> **Given data**
>> BEGIN

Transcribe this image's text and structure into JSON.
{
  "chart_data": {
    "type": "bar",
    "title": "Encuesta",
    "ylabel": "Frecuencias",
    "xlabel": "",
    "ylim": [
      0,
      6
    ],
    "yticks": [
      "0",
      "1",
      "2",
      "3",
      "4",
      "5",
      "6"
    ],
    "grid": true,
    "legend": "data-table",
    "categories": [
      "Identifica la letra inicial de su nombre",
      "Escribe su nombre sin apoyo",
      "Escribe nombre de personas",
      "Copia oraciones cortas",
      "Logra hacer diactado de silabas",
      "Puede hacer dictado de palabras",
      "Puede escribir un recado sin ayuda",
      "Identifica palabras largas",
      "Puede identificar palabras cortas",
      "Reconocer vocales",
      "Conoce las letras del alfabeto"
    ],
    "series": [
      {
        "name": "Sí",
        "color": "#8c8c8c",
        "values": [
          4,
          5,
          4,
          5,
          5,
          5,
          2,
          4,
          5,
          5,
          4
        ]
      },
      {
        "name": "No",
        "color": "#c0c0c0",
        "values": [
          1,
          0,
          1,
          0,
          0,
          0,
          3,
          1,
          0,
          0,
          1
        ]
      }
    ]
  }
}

>> END
>> BEGIN

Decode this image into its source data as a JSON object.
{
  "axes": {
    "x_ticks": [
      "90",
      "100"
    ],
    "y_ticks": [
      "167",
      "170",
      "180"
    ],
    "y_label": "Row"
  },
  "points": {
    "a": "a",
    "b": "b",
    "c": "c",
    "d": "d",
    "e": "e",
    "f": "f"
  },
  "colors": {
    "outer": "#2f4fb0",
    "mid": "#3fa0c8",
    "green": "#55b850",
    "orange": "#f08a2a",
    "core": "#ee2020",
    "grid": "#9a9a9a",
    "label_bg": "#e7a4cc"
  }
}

>> END
>> BEGIN

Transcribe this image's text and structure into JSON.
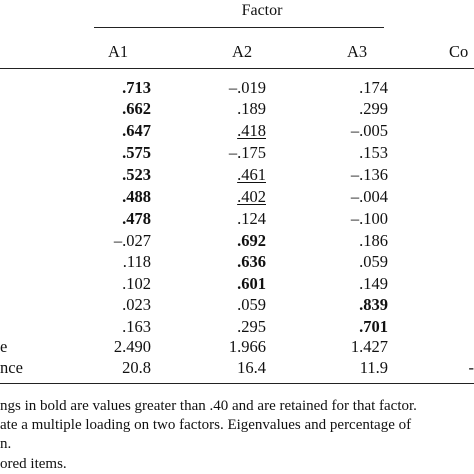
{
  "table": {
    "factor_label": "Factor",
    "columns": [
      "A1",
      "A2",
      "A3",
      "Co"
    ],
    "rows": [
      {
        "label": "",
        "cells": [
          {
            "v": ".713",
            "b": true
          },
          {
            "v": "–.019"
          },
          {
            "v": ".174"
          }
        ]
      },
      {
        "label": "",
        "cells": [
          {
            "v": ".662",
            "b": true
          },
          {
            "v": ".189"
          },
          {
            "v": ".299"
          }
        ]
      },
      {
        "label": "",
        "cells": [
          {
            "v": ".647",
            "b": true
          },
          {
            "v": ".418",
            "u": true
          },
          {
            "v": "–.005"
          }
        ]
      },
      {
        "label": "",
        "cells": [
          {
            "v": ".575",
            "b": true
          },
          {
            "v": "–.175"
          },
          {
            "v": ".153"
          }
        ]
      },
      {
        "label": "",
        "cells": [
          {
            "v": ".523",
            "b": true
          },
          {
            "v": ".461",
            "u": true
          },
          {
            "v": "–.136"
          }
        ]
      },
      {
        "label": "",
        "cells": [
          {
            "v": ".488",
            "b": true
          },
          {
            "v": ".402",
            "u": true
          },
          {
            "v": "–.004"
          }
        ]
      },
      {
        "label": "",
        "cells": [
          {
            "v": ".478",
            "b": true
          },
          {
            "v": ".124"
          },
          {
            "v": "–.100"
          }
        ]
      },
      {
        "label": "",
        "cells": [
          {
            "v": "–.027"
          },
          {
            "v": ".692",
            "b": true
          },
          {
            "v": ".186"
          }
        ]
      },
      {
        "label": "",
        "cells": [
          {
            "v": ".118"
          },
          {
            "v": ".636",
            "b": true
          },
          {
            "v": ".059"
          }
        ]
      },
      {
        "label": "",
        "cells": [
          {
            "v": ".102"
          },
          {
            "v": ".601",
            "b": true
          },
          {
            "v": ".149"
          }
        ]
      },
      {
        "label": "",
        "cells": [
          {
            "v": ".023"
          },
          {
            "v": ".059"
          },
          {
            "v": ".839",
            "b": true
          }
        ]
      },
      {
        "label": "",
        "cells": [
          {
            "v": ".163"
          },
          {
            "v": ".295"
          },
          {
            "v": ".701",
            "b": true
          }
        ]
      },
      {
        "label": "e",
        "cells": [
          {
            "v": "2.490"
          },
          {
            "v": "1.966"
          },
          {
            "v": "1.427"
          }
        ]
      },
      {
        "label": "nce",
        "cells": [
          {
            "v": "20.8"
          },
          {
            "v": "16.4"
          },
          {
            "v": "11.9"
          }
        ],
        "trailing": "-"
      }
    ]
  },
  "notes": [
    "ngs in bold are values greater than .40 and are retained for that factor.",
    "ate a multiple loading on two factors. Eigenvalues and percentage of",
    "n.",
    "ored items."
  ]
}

>> END

> **Task directions**
Tally how many lines of the records hold the word "cortas". Answer with the number only.

> **Correct response**
2